Find every line in the records below that contains the word "Lampen", and copy each such line.

>> START SOURCE DATA

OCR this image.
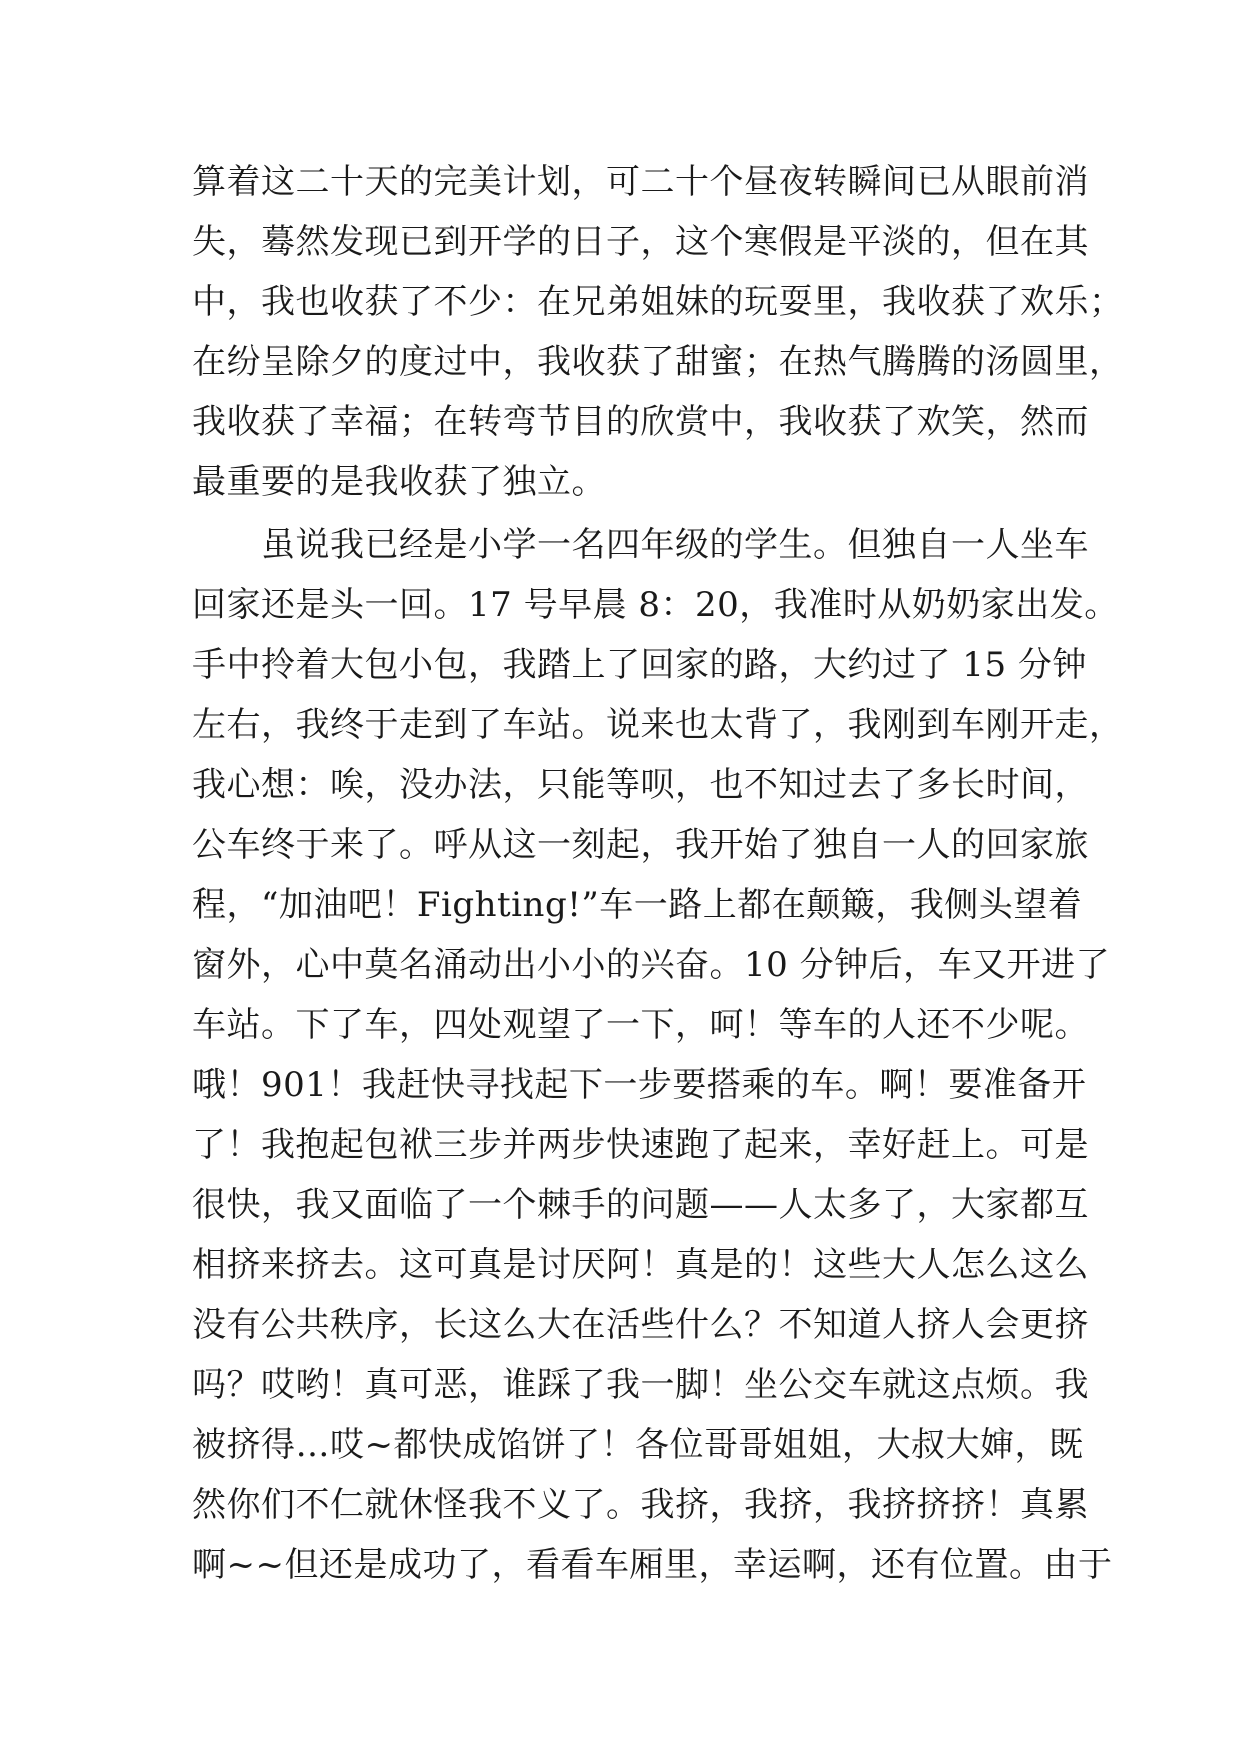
算着这二十天的完美计划，可二十个昼夜转瞬间已从眼前消
失，蓦然发现已到开学的日子，这个寒假是平淡的，但在其
中，我也收获了不少：在兄弟姐妹的玩耍里，我收获了欢乐；
在纷呈除夕的度过中，我收获了甜蜜；在热气腾腾的汤圆里，
我收获了幸福；在转弯节目的欣赏中，我收获了欢笑，然而
最重要的是我收获了独立。
　　虽说我已经是小学一名四年级的学生。但独自一人坐车
回家还是头一回。17 号早晨 8：20，我准时从奶奶家出发。
手中拎着大包小包，我踏上了回家的路，大约过了 15 分钟
左右，我终于走到了车站。说来也太背了，我刚到车刚开走，
我心想：唉，没办法，只能等呗，也不知过去了多长时间，
公车终于来了。呼从这一刻起，我开始了独自一人的回家旅
程，“加油吧！Fighting!”车一路上都在颠簸，我侧头望着
窗外，心中莫名涌动出小小的兴奋。10 分钟后，车又开进了
车站。下了车，四处观望了一下，呵！等车的人还不少呢。
哦！901！我赶快寻找起下一步要搭乘的车。啊！要准备开
了！我抱起包袱三步并两步快速跑了起来，幸好赶上。可是
很快，我又面临了一个棘手的问题——人太多了，大家都互
相挤来挤去。这可真是讨厌阿！真是的！这些大人怎么这么
没有公共秩序，长这么大在活些什么？不知道人挤人会更挤
吗？哎哟！真可恶，谁踩了我一脚！坐公交车就这点烦。我
被挤得…哎~都快成馅饼了！各位哥哥姐姐，大叔大婶，既
然你们不仁就休怪我不义了。我挤，我挤，我挤挤挤！真累
啊~~但还是成功了，看看车厢里，幸运啊，还有位置。由于
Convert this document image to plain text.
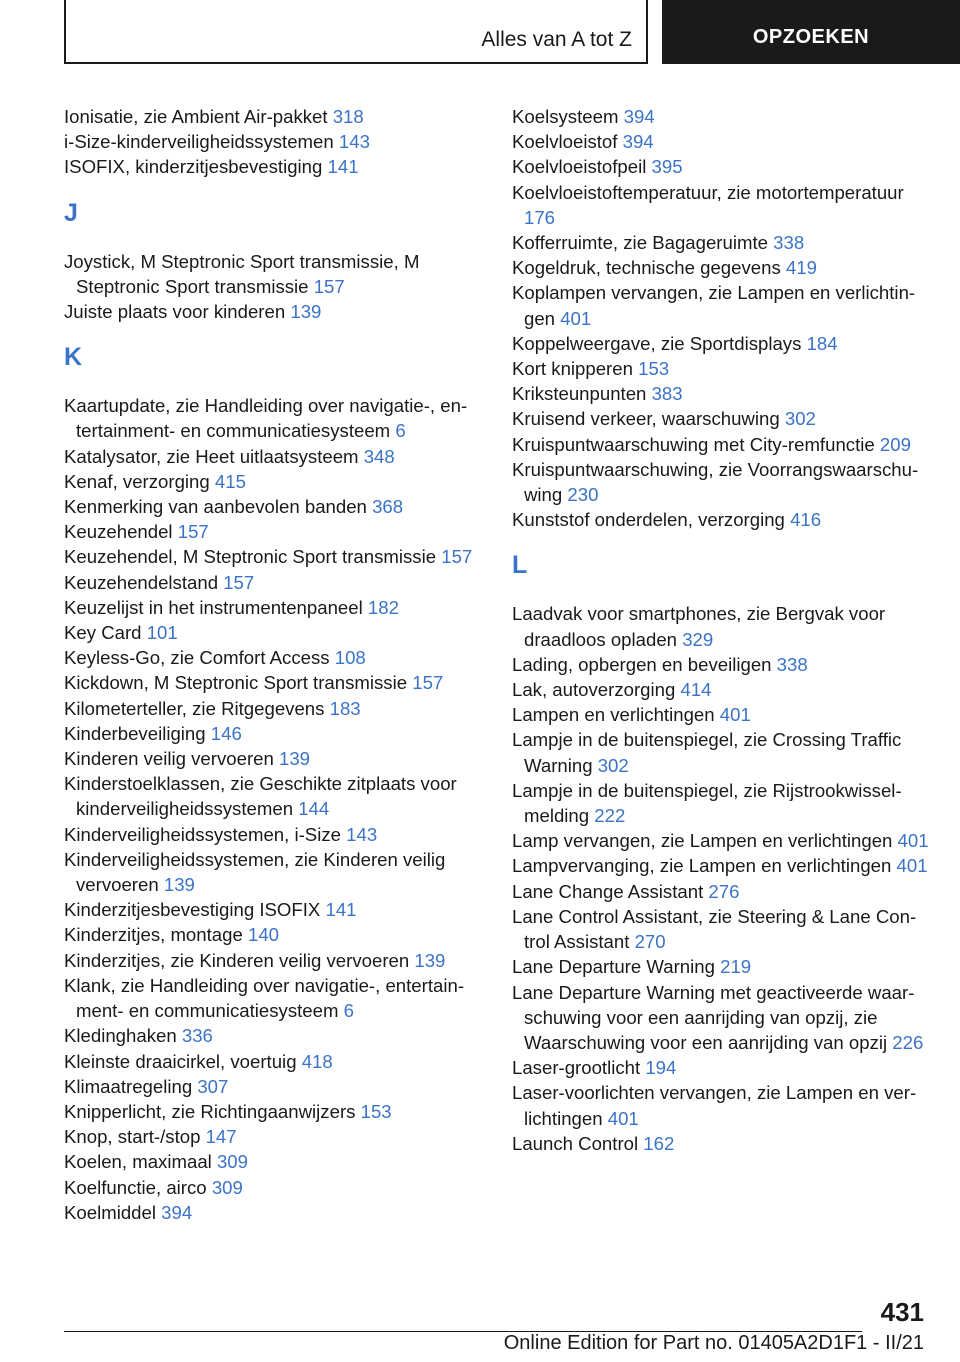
Alles van A tot Z	OPZOEKEN
Ionisatie, zie Ambient Air-pakket 318
i-Size-kinderveiligheidssystemen 143
ISOFIX, kinderzitjesbevestiging 141
J
Joystick, M Steptronic Sport transmissie, M Steptronic Sport transmissie 157
Juiste plaats voor kinderen 139
K
Kaartupdate, zie Handleiding over navigatie-, entertainment- en communicatiesysteem 6
Katalysator, zie Heet uitlaatsysteem 348
Kenaf, verzorging 415
Kenmerking van aanbevolen banden 368
Keuzehendel 157
Keuzehendel, M Steptronic Sport transmissie 157
Keuzehendelstand 157
Keuzelijst in het instrumentenpaneel 182
Key Card 101
Keyless-Go, zie Comfort Access 108
Kickdown, M Steptronic Sport transmissie 157
Kilometerteller, zie Ritgegevens 183
Kinderbeveiliging 146
Kinderen veilig vervoeren 139
Kinderstoelklassen, zie Geschikte zitplaats voor kinderveiligheidssystemen 144
Kinderveiligheidssystemen, i-Size 143
Kinderveiligheidssystemen, zie Kinderen veilig vervoeren 139
Kinderzitjesbevestiging ISOFIX 141
Kinderzitjes, montage 140
Kinderzitjes, zie Kinderen veilig vervoeren 139
Klank, zie Handleiding over navigatie-, entertainment- en communicatiesysteem 6
Kledinghaken 336
Kleinste draaicirkel, voertuig 418
Klimaatregeling 307
Knipperlicht, zie Richtingaanwijzers 153
Knop, start-/stop 147
Koelen, maximaal 309
Koelfunctie, airco 309
Koelmiddel 394
Koelsysteem 394
Koelvloeistof 394
Koelvloeistofpeil 395
Koelvloeistoftemperatuur, zie motortemperatuur 176
Kofferruimte, zie Bagageruimte 338
Kogeldruk, technische gegevens 419
Koplampen vervangen, zie Lampen en verlichtingen 401
Koppelweergave, zie Sportdisplays 184
Kort knipperen 153
Kriksteunpunten 383
Kruisend verkeer, waarschuwing 302
Kruispuntwaarschuwing met City-remfunctie 209
Kruispuntwaarschuwing, zie Voorrangswaarschuwing 230
Kunststof onderdelen, verzorging 416
L
Laadvak voor smartphones, zie Bergvak voor draadloos opladen 329
Lading, opbergen en beveiligen 338
Lak, autoverzorging 414
Lampen en verlichtingen 401
Lampje in de buitenspiegel, zie Crossing Traffic Warning 302
Lampje in de buitenspiegel, zie Rijstrookwisselmelding 222
Lamp vervangen, zie Lampen en verlichtingen 401
Lampvervanging, zie Lampen en verlichtingen 401
Lane Change Assistant 276
Lane Control Assistant, zie Steering & Lane Control Assistant 270
Lane Departure Warning 219
Lane Departure Warning met geactiveerde waarschuwing voor een aanrijding van opzij, zie Waarschuwing voor een aanrijding van opzij 226
Laser-grootlicht 194
Laser-voorlichten vervangen, zie Lampen en verlichtingen 401
Launch Control 162
431
Online Edition for Part no. 01405A2D1F1 - II/21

>> END SOURCE DATA

* _EXPECTED ANSWER_
Koplampen vervangen, zie Lampen en verlichtingen 401
Lampen en verlichtingen 401
Lamp vervangen, zie Lampen en verlichtingen 401
Lampvervanging, zie Lampen en verlichtingen 401
Laser-voorlichten vervangen, zie Lampen en verlichtingen 401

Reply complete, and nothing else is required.